Challenge
Copy every line of the records below that holds the word "Цвело".

★ ★ ★ ★ ★

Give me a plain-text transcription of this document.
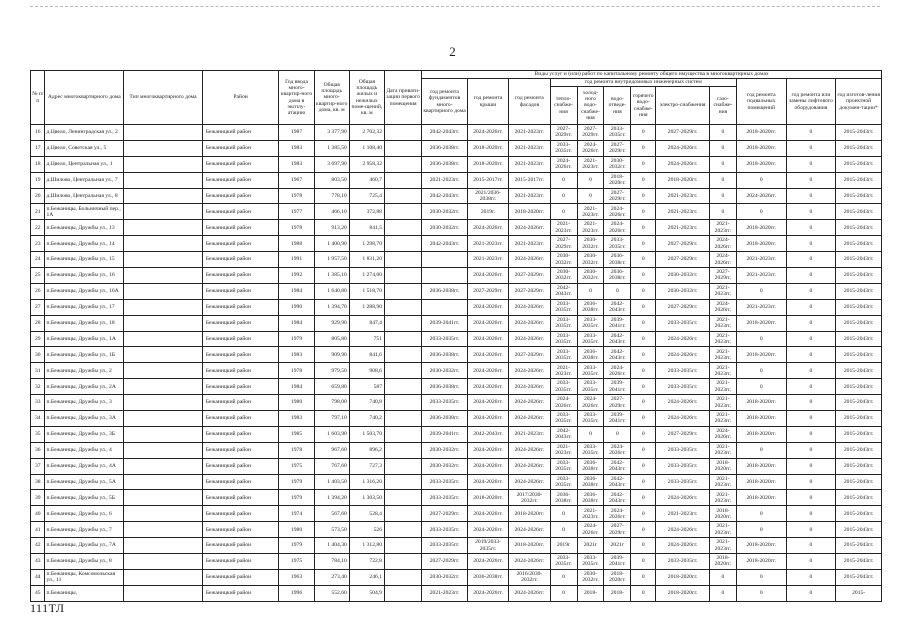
2
№ п/п	Адрес многоквартирного дома	Тип многоквартирного дома	Район	Год ввода много-квартир-ного дома в эксплу-атацию	Общая площадь много-квартир-ного дома, кв. м	Общая площадь жилых и нежилых поме-щений, кв. м	Дата привати-зации первого помещения	Виды услуг и (или) работ по капитальному ремонту общего имущества в многоквартирных домах											
								год ремонта фундаментов много-квартирного дома	год ремонта крыши	год ремонта фасадов	год ремонта внутридомовых инженерных систем						год ремонта подвальных помещений	год ремонта или замены лифтового оборудования	год изготов-ления проектной докумен-тации*
											тепло-снабже-ния	холод-ного водо-снабже-ния	водо-отведе-ния	горячего водо-снабже-ния	электро-снабжения	газо-снабже-ния			
16	д.Цвело, Ленинградская ул., 2		Бежаницкий район	1987	3 377,90	2 702,32		2042-2043гг.	2024-2026гг.	2021-2023гг.	2027-2029гг.	2027-2029гг.	2033-2035гг.	0	2027-2029гг.	0	2018-2020гг.	0	2015-2043гг.
17	д.Цвело, Советская ул., 5		Бежаницкий район	1983	1 385,50	1 108,40		2036-2038гг.	2018-2020гг.	2021-2023гг.	2033-2035гг.	2024-2026гг.	2027-2029гг.	0	2024-2026гг.	0	2018-2020гг.	0	2015-2043гг.
18	д.Цвело, Центральная ул., 1		Бежаницкий район	1983	3 697,90	2 958,32		2036-2038гг.	2018-2020гг.	2021-2023гг.	2024-2026гг.	2021-2023гг.	2030-2032гг.	0	2024-2026гг.	0	2018-2020гг.	0	2015-2043гг.
19	д.Шилово, Центральная ул., 7		Бежаницкий район	1967	803,50	460,7		2021-2023гг.	2015-2017гг.	2015-2017гг.	0	0	2018-2020гг.	0	2018-2020гг.	0	0	0	2015-2043гг.
20	д.Шилово, Центральная ул., 8		Бежаницкий район	1978	778,10	725,4		2042-2043гг.	2021/2036-2038гг.	2021-2023гг.	0	0	2027-2029гг.	0	2021-2023гг.	0	2024-2026гг.	0	2015-2043гг.
21	п.Бежаницы, Больничный пер., 1А		Бежаницкий район	1977	466,10	372,88		2030-2032гг.	2019г.	2018-2020гг.	0	2021-2023гг.	2024-2026гг.	0	2021-2023гг.	0	0	0	2015-2043гг.
22	п.Бежаницы, Дружбы ул., 13		Бежаницкий район	1978	913,20	841,5		2030-2032гг.	2024-2026гг.	2024-2026гг.	2021-2023гг.	2021-2023гг.	2024-2026гг.	0	2021-2023гг.	2021-2023гг.	2018-2020гг.	0	2015-2043гг.
23	п.Бежаницы, Дружбы ул., 14		Бежаницкий район	1988	1 400,90	1 298,70		2042-2043гг.	2021-2023гг.	2021-2023гг.	2027-2029гг.	2030-2032гг.	2033-2035гг.	0	2027-2029гг.	2024-2026гг.	2018-2020гг.	0	2015-2043гг.
24	п.Бежаницы, Дружбы ул., 15		Бежаницкий район	1991	1 957,50	1 831,20			2021-2023гг.	2024-2026гг.	2030-2032гг.	2030-2032гг.	2036-2038гг.	0	2027-2029гг.	2024-2026гг.	2021-2023гг.	0	2015-2043гг.
25	п.Бежаницы, Дружбы ул., 16		Бежаницкий район	1992	1 385,10	1 274,00			2024-2026гг.	2027-2029гг.	2030-2032гг.	2030-2032гг.	2036-2038гг.	0	2030-2032гг.	2027-2029гг.	2021-2023гг.	0	2015-2043гг.
26	п.Бежаницы, Дружбы ул., 16А		Бежаницкий район	1984	1 640,80	1 518,70		2036-2038гг.	2027-2029гг.	2027-2029гг.	2042-2043гг.	0	0	0	2030-2032гг.	2021-2023гг.	0	0	2015-2043гг.
27	п.Бежаницы, Дружбы ул., 17		Бежаницкий район	1990	1 394,70	1 288,90			2024-2026гг.	2024-2026гг.	2033-2035гг.	2036-2038гг.	2042-2043гг.	0	2027-2029гг.	2024-2026гг.	2021-2023гг.	0	2015-2043гг.
28	п.Бежаницы, Дружбы ул., 18		Бежаницкий район	1984	929,90	847,4		2039-2041гг.	2024-2026гг.	2024-2026гг.	2033-2035гг.	2033-2035гг.	2039-2041гг.	0	2033-2035гг.	2021-2023гг.	2018-2020гг.	0	2015-2043гг.
29	п.Бежаницы, Дружбы ул., 1А		Бежаницкий район	1979	805,80	751		2033-2035гг.	2024-2026гг.	2024-2026гг.	2033-2035гг.	2033-2035гг.	2042-2043гг.	0	2024-2026гг.	2021-2023гг.	0	0	2015-2043гг.
30	п.Бежаницы, Дружбы ул., 1Б		Бежаницкий район	1983	909,90	841,6		2036-2038гг.	2024-2026гг.	2027-2029гг.	2033-2035гг.	2036-2038гг.	2042-2043гг.	0	2024-2026гг.	2021-2023гг.	2018-2020гг.	0	2015-2043гг.
31	п.Бежаницы, Дружбы ул., 2		Бежаницкий район	1978	979,50	908,6		2030-2032гг.	2024-2026гг.	2024-2026гг.	2021-2023гг.	2033-2035гг.	2024-2026гг.	0	2033-2035гг.	2021-2023гг.	0	0	2015-2043гг.
32	п.Бежаницы, Дружбы ул., 2А		Бежаницкий район	1984	659,80	587		2036-2038гг.	2024-2026гг.	2024-2026гг.	2033-2035гг.	2033-2035гг.	2039-2041гг.	0	2033-2035гг.	2021-2023гг.	0	0	2015-2043гг.
33	п.Бежаницы, Дружбы ул., 3		Бежаницкий район	1980	798,00	740,8		2033-2035гг.	2024-2026гг.	2024-2026гг.	2024-2026гг.	2024-2026гг.	2027-2029гг.	0	2024-2026гг.	2021-2023гг.	2018-2020гг.	0	2015-2043гг.
34	п.Бежаницы, Дружбы ул., 3А		Бежаницкий район	1983	797,10	740,2		2036-2038гг.	2024-2026гг.	2024-2026гг.	2033-2035гг.	2033-2035гг.	2039-2041гг.	0	2024-2026гг.	2021-2023гг.	2018-2020гг.	0	2015-2043гг.
35	п.Бежаницы, Дружбы ул., 3Б		Бежаницкий район	1985	1 603,90	1 503,70		2039-2041гг.	2042-2043гг.	2021-2023гг.	2042-2043гг.	0	0	0	2027-2029гг.	2024-2026гг.	2018-2020гг.	0	2015-2043гг.
36	п.Бежаницы, Дружбы ул., 4		Бежаницкий район	1978	967,60	896,2		2030-2032гг.	2024-2026гг.	2024-2026гг.	2021-2023гг.	2033-2035гг.	2024-2026гг.	0	2033-2035гг.	2021-2023гг.	0	0	2015-2043гг.
37	п.Бежаницы, Дружбы ул., 4А		Бежаницкий район	1975	767,60	727,3		2030-2032гг.	2024-2026гг.	2024-2026гг.	2033-2035гг.	2036-2038гг.	2042-2043гг.	0	2033-2035гг.	2018-2020гг.	2018-2020гг.	0	2015-2043гг.
38	п.Бежаницы, Дружбы ул., 5А		Бежаницкий район	1979	1 403,50	1 316,20		2033-2035гг.	2024-2026гг.	2024-2026гг.	2033-2035гг.	2036-2038гг.	2042-2043гг.	0	2033-2035гг.	2021-2023гг.	2018-2020гг.	0	2015-2043гг.
39	п.Бежаницы, Дружбы ул., 5Б		Бежаницкий район	1979	1 394,20	1 303,50		2033-2035гг.	2018-2020гг.	2017/2030-2032гг.	2036-2038гг.	2036-2038гг.	2042-2043гг.	0	2024-2026гг.	2021-2023гг.	2018-2020гг.	0	2015-2043гг.
40	п.Бежаницы, Дружбы ул., 6		Бежаницкий район	1974	567,60	528,4		2027-2029гг.	2024-2026гг.	2018-2020гг.	0	2021-2023гг.	2024-2026гг.	0	2021-2023гг.	2018-2020гг.	0	0	2015-2043гг.
41	п.Бежаницы, Дружбы ул., 7		Бежаницкий район	1980	573,50	526		2033-2035гг.	2024-2026гг.	2024-2026гг.	0	2024-2026гг.	2027-2029гг.	0	2024-2026гг.	2021-2023гг.	0	0	2015-2043гг.
42	п.Бежаницы, Дружбы ул., 7А		Бежаницкий район	1979	1 404,30	1 312,80		2033-2035гг.	2019/2033-2035гг.	2018-2020гг.	2019г	2021г	2021г	0	2024-2026гг.	2021-2023гг.	2018-2020гг.	0	2015-2043гг.
43	п.Бежаницы, Дружбы ул., 8		Бежаницкий район	1975	784,10	722,8		2027-2029гг.	2024-2026гг.	2024-2026гг.	2033-2035гг.	2033-2035гг.	2039-2041гг.	0	2033-2035гг.	2018-2020гг.	2018-2020гг.	0	2015-2043гг.
44	п.Бежаницы, Комсомольская ул., 11		Бежаницкий район	1963	273,40	246,1		2030-2032гг.	2036-2038гг.	2016/2030-2032гг.	0	2030-2032гг.	2018-2020гг.	0	2018-2020гг.	0	0	0	2015-2043гг.
45	п.Бежаницы,		Бежаницкий район	1996	552,60	504,9		2021-2023гг.	2024-2026гг.	2024-2026гг.	0	2018-	2018-	0	2018-2020гг.	0	0	0	2015-
111ТЛ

★ ★ ★ ★ ★

Output for this exercise
16	д.Цвело, Ленинградская ул., 2		Бежаницкий район	1987	3 377,90	2 702,32		2042-2043гг.	2024-2026гг.	2021-2023гг.	2027-2029гг.	2027-2029гг.	2033-2035гг.	0	2027-2029гг.	0	2018-2020гг.	0	2015-2043гг.
17	д.Цвело, Советская ул., 5		Бежаницкий район	1983	1 385,50	1 108,40		2036-2038гг.	2018-2020гг.	2021-2023гг.	2033-2035гг.	2024-2026гг.	2027-2029гг.	0	2024-2026гг.	0	2018-2020гг.	0	2015-2043гг.
18	д.Цвело, Центральная ул., 1		Бежаницкий район	1983	3 697,90	2 958,32		2036-2038гг.	2018-2020гг.	2021-2023гг.	2024-2026гг.	2021-2023гг.	2030-2032гг.	0	2024-2026гг.	0	2018-2020гг.	0	2015-2043гг.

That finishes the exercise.